## Work required
Can you put every line of the listing below into a JSON list of strings, one string per line, with blank lines left out?

——

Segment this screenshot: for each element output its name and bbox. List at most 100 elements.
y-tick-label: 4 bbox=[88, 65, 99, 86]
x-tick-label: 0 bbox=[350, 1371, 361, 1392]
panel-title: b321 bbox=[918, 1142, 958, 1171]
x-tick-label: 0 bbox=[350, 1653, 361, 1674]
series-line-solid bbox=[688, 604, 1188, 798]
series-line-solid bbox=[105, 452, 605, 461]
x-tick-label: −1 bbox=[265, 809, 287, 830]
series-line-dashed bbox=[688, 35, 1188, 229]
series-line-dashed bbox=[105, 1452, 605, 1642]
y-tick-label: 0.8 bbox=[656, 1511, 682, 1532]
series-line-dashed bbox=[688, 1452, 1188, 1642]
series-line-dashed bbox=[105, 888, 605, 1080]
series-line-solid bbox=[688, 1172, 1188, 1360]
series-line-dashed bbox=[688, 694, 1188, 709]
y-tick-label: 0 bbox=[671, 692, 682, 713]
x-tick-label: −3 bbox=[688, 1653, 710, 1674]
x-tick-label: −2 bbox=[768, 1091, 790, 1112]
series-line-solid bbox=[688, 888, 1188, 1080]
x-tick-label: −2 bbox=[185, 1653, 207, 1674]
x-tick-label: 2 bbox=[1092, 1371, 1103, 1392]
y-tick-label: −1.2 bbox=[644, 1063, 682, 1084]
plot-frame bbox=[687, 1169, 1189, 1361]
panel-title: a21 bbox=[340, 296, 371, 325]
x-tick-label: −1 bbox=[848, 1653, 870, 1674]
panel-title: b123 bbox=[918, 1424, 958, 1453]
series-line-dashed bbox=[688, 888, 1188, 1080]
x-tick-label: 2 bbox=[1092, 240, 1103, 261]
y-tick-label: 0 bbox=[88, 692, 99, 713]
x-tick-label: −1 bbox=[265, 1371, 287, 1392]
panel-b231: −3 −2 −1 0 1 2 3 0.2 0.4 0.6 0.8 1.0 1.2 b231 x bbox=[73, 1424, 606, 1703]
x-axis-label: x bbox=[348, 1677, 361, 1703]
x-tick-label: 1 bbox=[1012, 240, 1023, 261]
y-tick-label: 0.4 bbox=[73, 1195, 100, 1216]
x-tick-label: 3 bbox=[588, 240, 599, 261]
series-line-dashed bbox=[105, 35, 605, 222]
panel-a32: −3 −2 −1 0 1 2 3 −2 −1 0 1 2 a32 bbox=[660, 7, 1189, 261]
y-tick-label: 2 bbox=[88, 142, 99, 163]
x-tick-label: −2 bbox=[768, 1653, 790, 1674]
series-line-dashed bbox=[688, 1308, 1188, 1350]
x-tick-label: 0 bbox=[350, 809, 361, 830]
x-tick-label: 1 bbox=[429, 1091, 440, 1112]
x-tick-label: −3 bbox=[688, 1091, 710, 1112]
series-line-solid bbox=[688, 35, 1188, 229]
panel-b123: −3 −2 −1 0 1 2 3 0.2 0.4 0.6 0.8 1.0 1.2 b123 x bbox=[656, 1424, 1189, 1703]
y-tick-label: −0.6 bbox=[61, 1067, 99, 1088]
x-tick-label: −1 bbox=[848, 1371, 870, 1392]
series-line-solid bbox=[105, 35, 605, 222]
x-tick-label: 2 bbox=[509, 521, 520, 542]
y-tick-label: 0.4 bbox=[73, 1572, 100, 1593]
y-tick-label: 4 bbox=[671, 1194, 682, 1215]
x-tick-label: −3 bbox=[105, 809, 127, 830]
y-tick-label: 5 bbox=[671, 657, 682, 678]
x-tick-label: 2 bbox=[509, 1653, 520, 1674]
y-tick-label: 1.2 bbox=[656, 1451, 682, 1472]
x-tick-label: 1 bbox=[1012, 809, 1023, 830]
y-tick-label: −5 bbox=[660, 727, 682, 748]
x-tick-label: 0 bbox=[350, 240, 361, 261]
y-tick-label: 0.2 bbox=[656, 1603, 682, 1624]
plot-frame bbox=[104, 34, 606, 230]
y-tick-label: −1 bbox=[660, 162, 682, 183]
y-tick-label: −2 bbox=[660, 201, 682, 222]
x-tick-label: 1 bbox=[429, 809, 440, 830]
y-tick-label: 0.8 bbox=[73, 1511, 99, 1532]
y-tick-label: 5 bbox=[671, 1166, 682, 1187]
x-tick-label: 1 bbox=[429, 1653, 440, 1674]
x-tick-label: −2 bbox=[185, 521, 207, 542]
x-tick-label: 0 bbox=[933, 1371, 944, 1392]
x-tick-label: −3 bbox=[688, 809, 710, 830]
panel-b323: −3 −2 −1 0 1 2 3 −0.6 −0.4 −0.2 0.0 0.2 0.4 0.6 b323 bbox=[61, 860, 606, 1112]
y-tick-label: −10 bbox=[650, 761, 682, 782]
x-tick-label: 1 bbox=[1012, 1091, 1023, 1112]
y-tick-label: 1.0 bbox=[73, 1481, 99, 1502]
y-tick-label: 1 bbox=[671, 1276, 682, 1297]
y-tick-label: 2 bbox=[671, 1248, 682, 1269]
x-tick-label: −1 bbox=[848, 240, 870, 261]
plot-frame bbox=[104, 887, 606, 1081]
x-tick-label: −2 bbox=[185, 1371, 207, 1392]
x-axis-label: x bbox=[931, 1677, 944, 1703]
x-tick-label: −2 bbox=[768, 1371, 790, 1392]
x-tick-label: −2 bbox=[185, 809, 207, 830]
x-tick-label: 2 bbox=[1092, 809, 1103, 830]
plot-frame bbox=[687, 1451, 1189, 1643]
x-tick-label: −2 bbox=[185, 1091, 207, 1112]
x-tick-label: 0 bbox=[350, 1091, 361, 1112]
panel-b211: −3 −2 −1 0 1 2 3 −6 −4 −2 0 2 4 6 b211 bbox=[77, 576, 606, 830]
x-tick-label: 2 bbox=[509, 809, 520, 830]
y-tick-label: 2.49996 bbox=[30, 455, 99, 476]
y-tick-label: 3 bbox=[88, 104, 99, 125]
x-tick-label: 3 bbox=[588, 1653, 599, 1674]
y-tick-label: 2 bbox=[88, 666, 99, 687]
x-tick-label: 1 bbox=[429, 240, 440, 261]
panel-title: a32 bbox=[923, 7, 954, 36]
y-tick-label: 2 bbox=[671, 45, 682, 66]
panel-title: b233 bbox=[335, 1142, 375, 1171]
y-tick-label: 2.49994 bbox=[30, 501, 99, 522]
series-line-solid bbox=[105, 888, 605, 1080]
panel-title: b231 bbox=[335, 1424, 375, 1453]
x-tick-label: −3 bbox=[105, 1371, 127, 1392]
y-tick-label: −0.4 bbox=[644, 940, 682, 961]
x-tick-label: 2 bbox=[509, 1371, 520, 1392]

——

## Answer to this exercise
[
  "Segment this screenshot: for each element output its name and bbox. List at most 100 elements.",
  "y-tick-label: 4 bbox=[88, 65, 99, 86]",
  "x-tick-label: 0 bbox=[350, 1371, 361, 1392]",
  "panel-title: b321 bbox=[918, 1142, 958, 1171]",
  "x-tick-label: 0 bbox=[350, 1653, 361, 1674]",
  "series-line-solid bbox=[688, 604, 1188, 798]",
  "series-line-solid bbox=[105, 452, 605, 461]",
  "x-tick-label: −1 bbox=[265, 809, 287, 830]",
  "series-line-dashed bbox=[688, 35, 1188, 229]",
  "series-line-dashed bbox=[105, 1452, 605, 1642]",
  "y-tick-label: 0.8 bbox=[656, 1511, 682, 1532]",
  "series-line-dashed bbox=[688, 1452, 1188, 1642]",
  "series-line-dashed bbox=[105, 888, 605, 1080]",
  "series-line-solid bbox=[688, 1172, 1188, 1360]",
  "series-line-dashed bbox=[688, 694, 1188, 709]",
  "y-tick-label: 0 bbox=[671, 692, 682, 713]",
  "x-tick-label: −3 bbox=[688, 1653, 710, 1674]",
  "x-tick-label: −2 bbox=[768, 1091, 790, 1112]",
  "series-line-solid bbox=[688, 888, 1188, 1080]",
  "x-tick-label: −2 bbox=[185, 1653, 207, 1674]",
  "x-tick-label: 2 bbox=[1092, 1371, 1103, 1392]",
  "y-tick-label: −1.2 bbox=[644, 1063, 682, 1084]",
  "plot-frame bbox=[687, 1169, 1189, 1361]",
  "panel-title: a21 bbox=[340, 296, 371, 325]",
  "x-tick-label: −1 bbox=[848, 1653, 870, 1674]",
  "panel-title: b123 bbox=[918, 1424, 958, 1453]",
  "series-line-dashed bbox=[688, 888, 1188, 1080]",
  "x-tick-label: 2 bbox=[1092, 240, 1103, 261]",
  "y-tick-label: 0 bbox=[88, 692, 99, 713]",
  "x-tick-label: −1 bbox=[265, 1371, 287, 1392]",
  "panel-b231: −3 −2 −1 0 1 2 3 0.2 0.4 0.6 0.8 1.0 1.2 b231 x bbox=[73, 1424, 606, 1703]",
  "x-axis-label: x bbox=[348, 1677, 361, 1703]",
  "x-tick-label: 1 bbox=[1012, 240, 1023, 261]",
  "y-tick-label: 0.4 bbox=[73, 1195, 100, 1216]",
  "x-tick-label: 3 bbox=[588, 240, 599, 261]",
  "series-line-dashed bbox=[105, 35, 605, 222]",
  "panel-a32: −3 −2 −1 0 1 2 3 −2 −1 0 1 2 a32 bbox=[660, 7, 1189, 261]",
  "y-tick-label: 2 bbox=[88, 142, 99, 163]",
  "x-tick-label: −2 bbox=[768, 1653, 790, 1674]",
  "series-line-dashed bbox=[688, 1308, 1188, 1350]",
  "x-tick-label: 0 bbox=[350, 809, 361, 830]",
  "x-tick-label: 1 bbox=[429, 1091, 440, 1112]",
  "x-tick-label: −3 bbox=[688, 1091, 710, 1112]",
  "series-line-solid bbox=[688, 35, 1188, 229]",
  "panel-b123: −3 −2 −1 0 1 2 3 0.2 0.4 0.6 0.8 1.0 1.2 b123 x bbox=[656, 1424, 1189, 1703]",
  "y-tick-label: −0.6 bbox=[61, 1067, 99, 1088]",
  "x-tick-label: −1 bbox=[848, 1371, 870, 1392]",
  "series-line-solid bbox=[105, 35, 605, 222]",
  "x-tick-label: 2 bbox=[509, 521, 520, 542]",
  "y-tick-label: 0.4 bbox=[73, 1572, 100, 1593]",
  "y-tick-label: 4 bbox=[671, 1194, 682, 1215]",
  "x-tick-label: −3 bbox=[105, 809, 127, 830]",
  "y-tick-label: 5 bbox=[671, 657, 682, 678]",
  "x-tick-label: 2 bbox=[509, 1653, 520, 1674]",
  "y-tick-label: 1.2 bbox=[656, 1451, 682, 1472]",
  "x-tick-label: 1 bbox=[1012, 809, 1023, 830]",
  "y-tick-label: −5 bbox=[660, 727, 682, 748]",
  "x-tick-label: 0 bbox=[350, 240, 361, 261]",
  "y-tick-label: 0.2 bbox=[656, 1603, 682, 1624]",
  "plot-frame bbox=[104, 34, 606, 230]",
  "y-tick-label: −1 bbox=[660, 162, 682, 183]",
  "y-tick-label: −2 bbox=[660, 201, 682, 222]",
  "x-tick-label: 1 bbox=[429, 809, 440, 830]",
  "y-tick-label: 0.8 bbox=[73, 1511, 99, 1532]",
  "y-tick-label: 5 bbox=[671, 1166, 682, 1187]",
  "x-tick-label: 1 bbox=[429, 1653, 440, 1674]",
  "x-tick-label: −2 bbox=[185, 521, 207, 542]",
  "x-tick-label: 0 bbox=[933, 1371, 944, 1392]",
  "x-tick-label: −3 bbox=[688, 809, 710, 830]",
  "panel-b323: −3 −2 −1 0 1 2 3 −0.6 −0.4 −0.2 0.0 0.2 0.4 0.6 b323 bbox=[61, 860, 606, 1112]",
  "y-tick-label: −10 bbox=[650, 761, 682, 782]",
  "x-tick-label: 1 bbox=[1012, 1091, 1023, 1112]",
  "y-tick-label: 1.0 bbox=[73, 1481, 99, 1502]",
  "y-tick-label: 1 bbox=[671, 1276, 682, 1297]",
  "y-tick-label: 2 bbox=[671, 1248, 682, 1269]",
  "x-tick-label: −1 bbox=[848, 240, 870, 261]",
  "plot-frame bbox=[104, 887, 606, 1081]",
  "x-tick-label: −2 bbox=[185, 1371, 207, 1392]",
  "x-axis-label: x bbox=[931, 1677, 944, 1703]",
  "x-tick-label: −2 bbox=[768, 1371, 790, 1392]",
  "x-tick-label: −2 bbox=[185, 809, 207, 830]",
  "x-tick-label: 2 bbox=[1092, 809, 1103, 830]",
  "plot-frame bbox=[687, 1451, 1189, 1643]",
  "x-tick-label: −2 bbox=[185, 1091, 207, 1112]",
  "x-tick-label: 0 bbox=[350, 1091, 361, 1112]",
  "panel-b211: −3 −2 −1 0 1 2 3 −6 −4 −2 0 2 4 6 b211 bbox=[77, 576, 606, 830]",
  "x-tick-label: 2 bbox=[509, 809, 520, 830]",
  "y-tick-label: 2.49996 bbox=[30, 455, 99, 476]",
  "y-tick-label: 3 bbox=[88, 104, 99, 125]",
  "x-tick-label: 3 bbox=[588, 1653, 599, 1674]",
  "y-tick-label: 2 bbox=[88, 666, 99, 687]",
  "x-tick-label: 1 bbox=[429, 240, 440, 261]",
  "panel-title: a32 bbox=[923, 7, 954, 36]",
  "y-tick-label: 2 bbox=[671, 45, 682, 66]",
  "panel-title: b233 bbox=[335, 1142, 375, 1171]",
  "y-tick-label: 2.49994 bbox=[30, 501, 99, 522]",
  "series-line-solid bbox=[105, 888, 605, 1080]",
  "panel-title: b231 bbox=[335, 1424, 375, 1453]",
  "x-tick-label: −3 bbox=[105, 1371, 127, 1392]",
  "y-tick-label: −0.4 bbox=[644, 940, 682, 961]",
  "x-tick-label: 2 bbox=[509, 1371, 520, 1392]"
]